===== RECORDS SHOWN

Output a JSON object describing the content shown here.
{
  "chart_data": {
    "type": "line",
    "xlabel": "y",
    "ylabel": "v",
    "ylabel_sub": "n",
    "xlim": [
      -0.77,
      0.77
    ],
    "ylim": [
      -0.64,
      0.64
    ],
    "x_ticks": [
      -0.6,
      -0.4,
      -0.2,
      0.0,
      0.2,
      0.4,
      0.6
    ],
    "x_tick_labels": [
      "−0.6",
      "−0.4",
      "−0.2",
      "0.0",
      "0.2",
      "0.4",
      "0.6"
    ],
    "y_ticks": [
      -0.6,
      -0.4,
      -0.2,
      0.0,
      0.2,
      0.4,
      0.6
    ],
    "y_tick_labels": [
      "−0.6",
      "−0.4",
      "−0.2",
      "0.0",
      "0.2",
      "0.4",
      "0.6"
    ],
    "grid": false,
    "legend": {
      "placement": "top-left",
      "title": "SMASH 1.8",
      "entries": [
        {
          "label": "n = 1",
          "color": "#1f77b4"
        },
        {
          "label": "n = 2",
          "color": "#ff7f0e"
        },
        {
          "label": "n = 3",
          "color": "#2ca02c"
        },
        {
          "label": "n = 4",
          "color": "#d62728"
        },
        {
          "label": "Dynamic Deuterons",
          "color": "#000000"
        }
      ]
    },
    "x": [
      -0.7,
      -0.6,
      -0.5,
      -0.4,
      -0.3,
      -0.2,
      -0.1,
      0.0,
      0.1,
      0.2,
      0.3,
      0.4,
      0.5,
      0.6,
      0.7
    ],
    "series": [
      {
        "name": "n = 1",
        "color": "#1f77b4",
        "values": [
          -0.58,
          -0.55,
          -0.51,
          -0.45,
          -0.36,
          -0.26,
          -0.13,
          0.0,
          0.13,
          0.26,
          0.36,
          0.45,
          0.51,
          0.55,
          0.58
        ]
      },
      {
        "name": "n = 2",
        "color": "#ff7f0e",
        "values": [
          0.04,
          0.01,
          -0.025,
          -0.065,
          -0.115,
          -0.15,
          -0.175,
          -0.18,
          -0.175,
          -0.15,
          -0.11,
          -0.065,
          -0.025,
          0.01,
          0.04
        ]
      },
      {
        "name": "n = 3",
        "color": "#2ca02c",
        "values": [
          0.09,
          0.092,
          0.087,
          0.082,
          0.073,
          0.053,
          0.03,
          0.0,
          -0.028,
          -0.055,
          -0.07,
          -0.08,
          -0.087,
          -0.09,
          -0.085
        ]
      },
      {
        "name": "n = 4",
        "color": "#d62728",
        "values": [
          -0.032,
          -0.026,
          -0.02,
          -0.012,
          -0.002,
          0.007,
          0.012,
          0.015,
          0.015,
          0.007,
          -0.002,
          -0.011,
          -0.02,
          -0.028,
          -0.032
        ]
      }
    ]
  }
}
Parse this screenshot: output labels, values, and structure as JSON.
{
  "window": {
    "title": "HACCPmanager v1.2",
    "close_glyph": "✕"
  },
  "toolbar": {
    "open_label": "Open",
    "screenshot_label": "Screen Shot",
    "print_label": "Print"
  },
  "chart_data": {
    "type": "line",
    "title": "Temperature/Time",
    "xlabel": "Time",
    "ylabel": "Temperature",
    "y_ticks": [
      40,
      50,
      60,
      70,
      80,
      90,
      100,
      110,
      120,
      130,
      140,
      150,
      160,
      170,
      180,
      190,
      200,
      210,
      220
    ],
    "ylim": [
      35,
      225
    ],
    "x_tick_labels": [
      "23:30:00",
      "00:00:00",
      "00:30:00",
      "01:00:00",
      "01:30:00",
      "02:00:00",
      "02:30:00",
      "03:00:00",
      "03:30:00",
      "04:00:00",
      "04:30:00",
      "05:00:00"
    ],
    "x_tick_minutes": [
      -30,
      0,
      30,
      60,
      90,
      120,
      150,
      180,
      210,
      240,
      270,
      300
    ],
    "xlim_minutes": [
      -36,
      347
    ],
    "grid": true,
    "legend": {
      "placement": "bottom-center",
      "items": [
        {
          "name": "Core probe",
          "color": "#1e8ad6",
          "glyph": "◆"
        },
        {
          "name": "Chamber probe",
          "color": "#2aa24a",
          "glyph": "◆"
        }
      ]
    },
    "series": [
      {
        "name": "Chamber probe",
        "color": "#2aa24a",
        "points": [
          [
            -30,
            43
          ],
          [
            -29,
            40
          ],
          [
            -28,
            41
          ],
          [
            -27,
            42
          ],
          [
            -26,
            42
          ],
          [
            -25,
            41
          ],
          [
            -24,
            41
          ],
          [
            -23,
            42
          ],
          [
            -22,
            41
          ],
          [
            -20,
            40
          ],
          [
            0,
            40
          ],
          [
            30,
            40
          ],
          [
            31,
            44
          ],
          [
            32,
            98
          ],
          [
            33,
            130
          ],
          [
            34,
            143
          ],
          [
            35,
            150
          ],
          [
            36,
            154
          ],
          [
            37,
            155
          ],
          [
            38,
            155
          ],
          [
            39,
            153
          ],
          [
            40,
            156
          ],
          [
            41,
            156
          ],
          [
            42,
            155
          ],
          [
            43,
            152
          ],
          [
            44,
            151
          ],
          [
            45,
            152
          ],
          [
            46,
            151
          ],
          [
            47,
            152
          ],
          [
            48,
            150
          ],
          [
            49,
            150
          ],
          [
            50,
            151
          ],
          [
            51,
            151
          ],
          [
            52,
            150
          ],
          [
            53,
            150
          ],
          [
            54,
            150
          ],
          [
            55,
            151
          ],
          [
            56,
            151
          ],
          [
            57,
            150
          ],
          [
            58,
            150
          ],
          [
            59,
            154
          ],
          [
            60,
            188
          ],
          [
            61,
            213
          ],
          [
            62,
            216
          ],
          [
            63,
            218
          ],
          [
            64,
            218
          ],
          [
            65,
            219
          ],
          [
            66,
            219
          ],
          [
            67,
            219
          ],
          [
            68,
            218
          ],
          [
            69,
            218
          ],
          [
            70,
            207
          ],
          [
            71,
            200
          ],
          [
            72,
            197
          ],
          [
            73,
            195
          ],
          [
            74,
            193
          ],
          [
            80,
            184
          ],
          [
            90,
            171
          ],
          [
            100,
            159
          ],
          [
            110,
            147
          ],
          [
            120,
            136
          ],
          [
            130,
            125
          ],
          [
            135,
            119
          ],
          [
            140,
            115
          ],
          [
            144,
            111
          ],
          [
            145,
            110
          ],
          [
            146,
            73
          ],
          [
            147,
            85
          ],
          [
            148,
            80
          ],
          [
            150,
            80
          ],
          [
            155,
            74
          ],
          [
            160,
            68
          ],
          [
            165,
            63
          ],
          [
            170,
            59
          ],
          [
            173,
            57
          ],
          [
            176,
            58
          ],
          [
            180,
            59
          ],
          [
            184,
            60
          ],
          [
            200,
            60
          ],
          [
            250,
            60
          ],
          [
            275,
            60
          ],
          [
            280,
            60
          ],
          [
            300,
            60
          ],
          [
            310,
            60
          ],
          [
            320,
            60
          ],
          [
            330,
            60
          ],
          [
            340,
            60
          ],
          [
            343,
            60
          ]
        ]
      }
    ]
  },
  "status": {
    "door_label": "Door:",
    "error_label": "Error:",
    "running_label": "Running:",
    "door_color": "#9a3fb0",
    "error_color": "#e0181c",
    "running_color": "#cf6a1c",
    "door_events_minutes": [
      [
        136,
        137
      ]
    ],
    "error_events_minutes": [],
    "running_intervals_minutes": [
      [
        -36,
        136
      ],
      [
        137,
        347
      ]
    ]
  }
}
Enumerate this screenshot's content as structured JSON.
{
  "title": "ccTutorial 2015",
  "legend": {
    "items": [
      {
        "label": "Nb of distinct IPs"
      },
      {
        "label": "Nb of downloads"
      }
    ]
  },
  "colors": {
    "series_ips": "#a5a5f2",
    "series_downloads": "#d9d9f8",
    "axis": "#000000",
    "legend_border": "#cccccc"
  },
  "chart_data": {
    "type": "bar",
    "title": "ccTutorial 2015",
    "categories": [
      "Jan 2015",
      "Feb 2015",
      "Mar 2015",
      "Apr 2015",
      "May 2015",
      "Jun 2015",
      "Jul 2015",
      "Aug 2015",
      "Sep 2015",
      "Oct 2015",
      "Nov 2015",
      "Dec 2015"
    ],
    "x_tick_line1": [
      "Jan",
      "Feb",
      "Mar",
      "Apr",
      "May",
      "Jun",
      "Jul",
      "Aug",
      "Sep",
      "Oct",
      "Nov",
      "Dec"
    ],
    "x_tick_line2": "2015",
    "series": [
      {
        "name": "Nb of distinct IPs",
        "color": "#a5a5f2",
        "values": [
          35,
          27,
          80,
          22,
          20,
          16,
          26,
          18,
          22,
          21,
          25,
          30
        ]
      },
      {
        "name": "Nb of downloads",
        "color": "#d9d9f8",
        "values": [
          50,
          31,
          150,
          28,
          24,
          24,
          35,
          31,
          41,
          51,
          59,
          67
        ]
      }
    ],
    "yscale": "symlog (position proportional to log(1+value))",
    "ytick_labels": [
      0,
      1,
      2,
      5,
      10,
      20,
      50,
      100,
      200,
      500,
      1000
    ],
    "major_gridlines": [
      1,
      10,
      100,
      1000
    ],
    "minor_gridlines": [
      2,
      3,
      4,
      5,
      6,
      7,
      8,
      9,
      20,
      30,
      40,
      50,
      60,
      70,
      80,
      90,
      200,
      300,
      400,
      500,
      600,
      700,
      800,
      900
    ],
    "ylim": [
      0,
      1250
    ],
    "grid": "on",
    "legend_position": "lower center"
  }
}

==========

PROBLEM: From the records above, pull out each line that has "distinct".

RESPONSE BELOW:
        "label": "Nb of distinct IPs"
        "name": "Nb of distinct IPs",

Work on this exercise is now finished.